• [WRITTEN EXERCISE]
Return all lines with the word "title" in them.

• [PROVIDED MATERIAL]

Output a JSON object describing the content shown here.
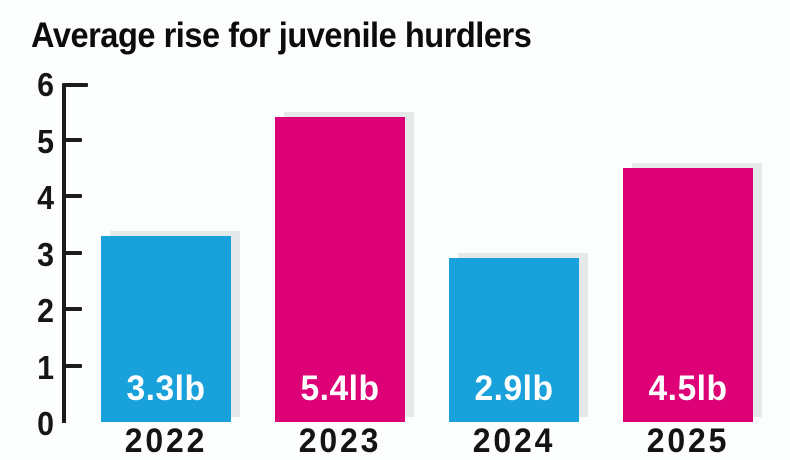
{
  "title": "Average rise for juvenile hurdlers",
  "colors": {
    "blue": "#18a1da",
    "magenta": "#de0077",
    "axis": "#1c1c1c",
    "background": "#fcfdfd",
    "bar_value_text": "#ffffff"
  },
  "chart_data": {
    "type": "bar",
    "title": "Average rise for juvenile hurdlers",
    "categories": [
      "2022",
      "2023",
      "2024",
      "2025"
    ],
    "values": [
      3.3,
      5.4,
      2.9,
      4.5
    ],
    "bar_labels": [
      "3.3lb",
      "5.4lb",
      "2.9lb",
      "4.5lb"
    ],
    "bar_colors": [
      "#18a1da",
      "#de0077",
      "#18a1da",
      "#de0077"
    ],
    "unit": "lb",
    "xlabel": "",
    "ylabel": "",
    "ylim": [
      0,
      6
    ],
    "yticks": [
      0,
      1,
      2,
      3,
      4,
      5,
      6
    ],
    "grid": false,
    "legend": null,
    "value_label_position": "inside-bottom",
    "layout_hint": "y-axis with left tick marks only, no x-axis line, no gridlines"
  }
}
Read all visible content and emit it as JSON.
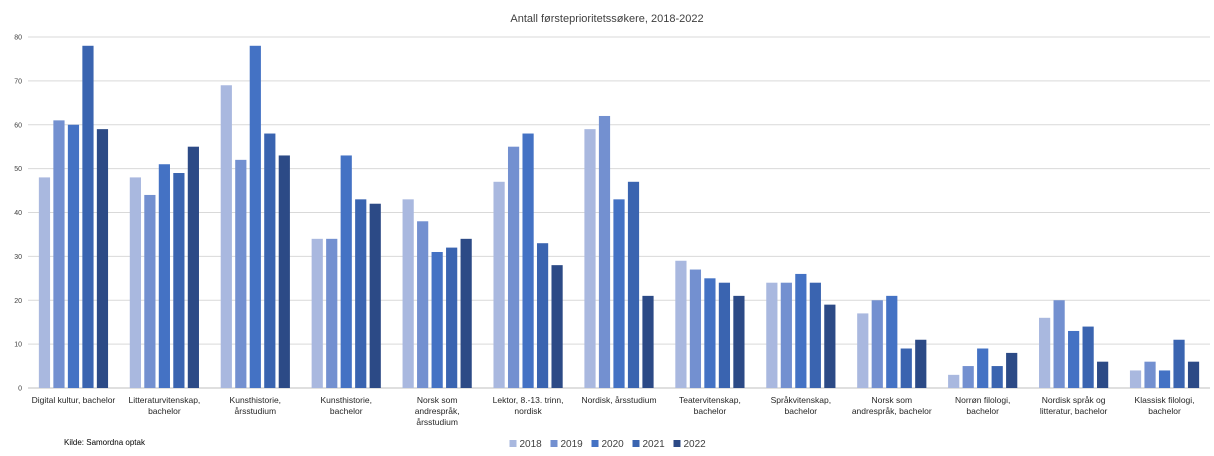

• [SOLVED EXERCISE]
  "title": "Average rise for juvenile hurdlers",
    "title": "Average rise for juvenile hurdlers",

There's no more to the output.